PROBLEM DETAILS:
Give a verbatim copy of the lines below, minus the pictures.

Extracted data entries:
## BEGIN
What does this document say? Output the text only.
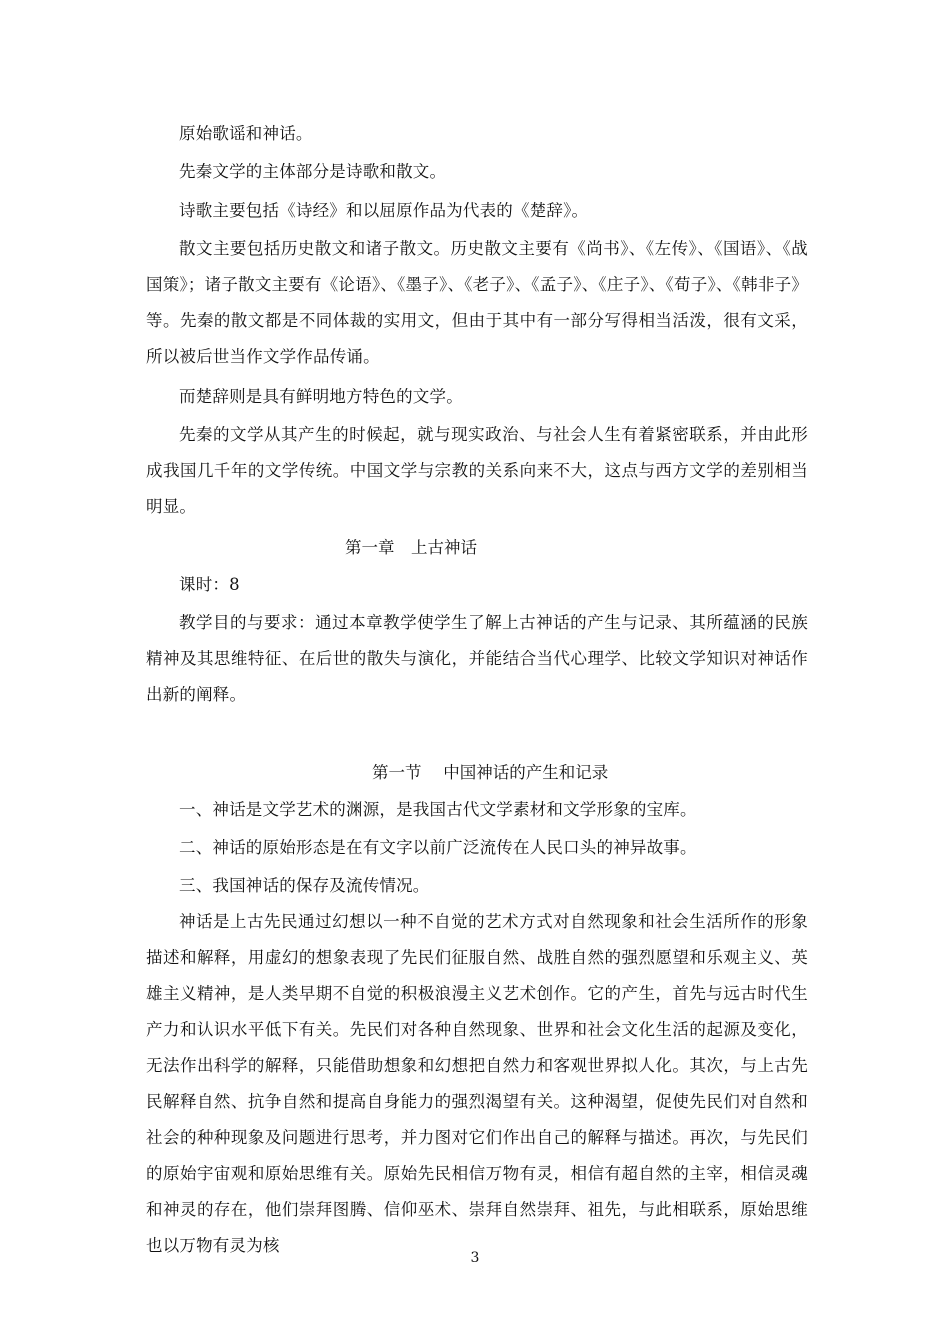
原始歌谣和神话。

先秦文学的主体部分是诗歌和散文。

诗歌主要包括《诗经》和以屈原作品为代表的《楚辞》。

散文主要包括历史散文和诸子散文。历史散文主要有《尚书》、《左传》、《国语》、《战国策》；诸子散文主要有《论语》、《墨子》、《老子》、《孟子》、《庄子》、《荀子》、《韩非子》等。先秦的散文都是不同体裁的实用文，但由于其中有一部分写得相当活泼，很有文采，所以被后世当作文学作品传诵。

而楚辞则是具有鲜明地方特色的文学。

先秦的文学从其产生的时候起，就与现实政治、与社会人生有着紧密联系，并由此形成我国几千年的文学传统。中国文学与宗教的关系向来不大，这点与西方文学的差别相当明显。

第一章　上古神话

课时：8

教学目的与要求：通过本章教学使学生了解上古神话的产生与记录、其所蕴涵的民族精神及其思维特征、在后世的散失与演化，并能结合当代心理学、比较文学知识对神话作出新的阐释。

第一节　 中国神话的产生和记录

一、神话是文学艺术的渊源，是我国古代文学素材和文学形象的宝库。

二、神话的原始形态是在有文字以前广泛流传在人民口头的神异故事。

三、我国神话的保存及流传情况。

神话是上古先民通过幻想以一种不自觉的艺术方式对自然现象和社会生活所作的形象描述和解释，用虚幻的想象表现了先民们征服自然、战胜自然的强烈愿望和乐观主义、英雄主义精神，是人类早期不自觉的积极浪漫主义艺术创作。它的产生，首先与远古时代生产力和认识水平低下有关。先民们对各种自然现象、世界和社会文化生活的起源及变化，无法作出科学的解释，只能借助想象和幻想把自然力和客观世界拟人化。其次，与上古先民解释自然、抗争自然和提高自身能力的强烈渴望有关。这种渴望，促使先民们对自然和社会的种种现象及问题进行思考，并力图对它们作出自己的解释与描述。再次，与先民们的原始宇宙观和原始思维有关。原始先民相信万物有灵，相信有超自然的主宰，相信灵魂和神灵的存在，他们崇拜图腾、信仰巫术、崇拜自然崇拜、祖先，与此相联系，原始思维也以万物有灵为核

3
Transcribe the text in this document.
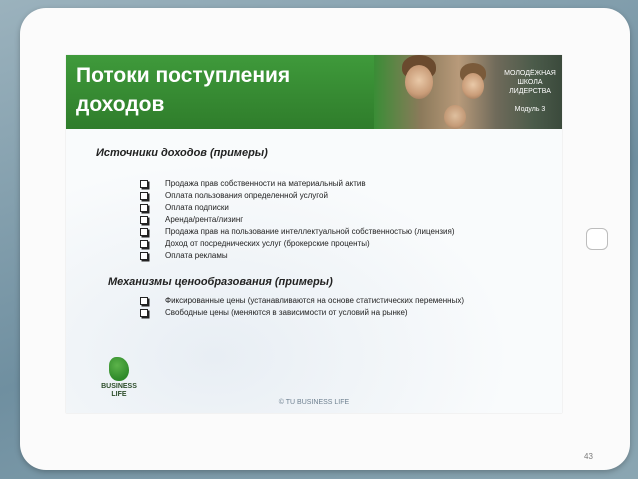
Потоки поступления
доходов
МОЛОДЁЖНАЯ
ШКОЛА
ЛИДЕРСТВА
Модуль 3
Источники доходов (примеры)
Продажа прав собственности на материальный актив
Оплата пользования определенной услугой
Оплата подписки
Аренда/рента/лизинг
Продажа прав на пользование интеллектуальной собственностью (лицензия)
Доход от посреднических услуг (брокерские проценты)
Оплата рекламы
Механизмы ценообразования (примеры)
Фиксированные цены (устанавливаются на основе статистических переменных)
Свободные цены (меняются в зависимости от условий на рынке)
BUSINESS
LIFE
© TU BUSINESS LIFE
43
## END
COMPLETE ANSWER:
What does this document say? Output the text only.
原始歌谣和神话。

先秦文学的主体部分是诗歌和散文。

诗歌主要包括《诗经》和以屈原作品为代表的《楚辞》。

散文主要包括历史散文和诸子散文。历史散文主要有《尚书》、《左传》、《国语》、《战国策》；诸子散文主要有《论语》、《墨子》、《老子》、《孟子》、《庄子》、《荀子》、《韩非子》等。先秦的散文都是不同体裁的实用文，但由于其中有一部分写得相当活泼，很有文采，所以被后世当作文学作品传诵。

而楚辞则是具有鲜明地方特色的文学。

先秦的文学从其产生的时候起，就与现实政治、与社会人生有着紧密联系，并由此形成我国几千年的文学传统。中国文学与宗教的关系向来不大，这点与西方文学的差别相当明显。

第一章　上古神话

课时：8

教学目的与要求：通过本章教学使学生了解上古神话的产生与记录、其所蕴涵的民族精神及其思维特征、在后世的散失与演化，并能结合当代心理学、比较文学知识对神话作出新的阐释。

第一节　 中国神话的产生和记录

一、神话是文学艺术的渊源，是我国古代文学素材和文学形象的宝库。

二、神话的原始形态是在有文字以前广泛流传在人民口头的神异故事。

三、我国神话的保存及流传情况。

神话是上古先民通过幻想以一种不自觉的艺术方式对自然现象和社会生活所作的形象描述和解释，用虚幻的想象表现了先民们征服自然、战胜自然的强烈愿望和乐观主义、英雄主义精神，是人类早期不自觉的积极浪漫主义艺术创作。它的产生，首先与远古时代生产力和认识水平低下有关。先民们对各种自然现象、世界和社会文化生活的起源及变化，无法作出科学的解释，只能借助想象和幻想把自然力和客观世界拟人化。其次，与上古先民解释自然、抗争自然和提高自身能力的强烈渴望有关。这种渴望，促使先民们对自然和社会的种种现象及问题进行思考，并力图对它们作出自己的解释与描述。再次，与先民们的原始宇宙观和原始思维有关。原始先民相信万物有灵，相信有超自然的主宰，相信灵魂和神灵的存在，他们崇拜图腾、信仰巫术、崇拜自然崇拜、祖先，与此相联系，原始思维也以万物有灵为核

3
Transcribe the text in this document.
Потоки поступления
доходов
МОЛОДЁЖНАЯ
ШКОЛА
ЛИДЕРСТВА
Модуль 3
Источники доходов (примеры)
Продажа прав собственности на материальный актив
Оплата пользования определенной услугой
Оплата подписки
Аренда/рента/лизинг
Продажа прав на пользование интеллектуальной собственностью (лицензия)
Доход от посреднических услуг (брокерские проценты)
Оплата рекламы
Механизмы ценообразования (примеры)
Фиксированные цены (устанавливаются на основе статистических переменных)
Свободные цены (меняются в зависимости от условий на рынке)
BUSINESS
LIFE
© TU BUSINESS LIFE
43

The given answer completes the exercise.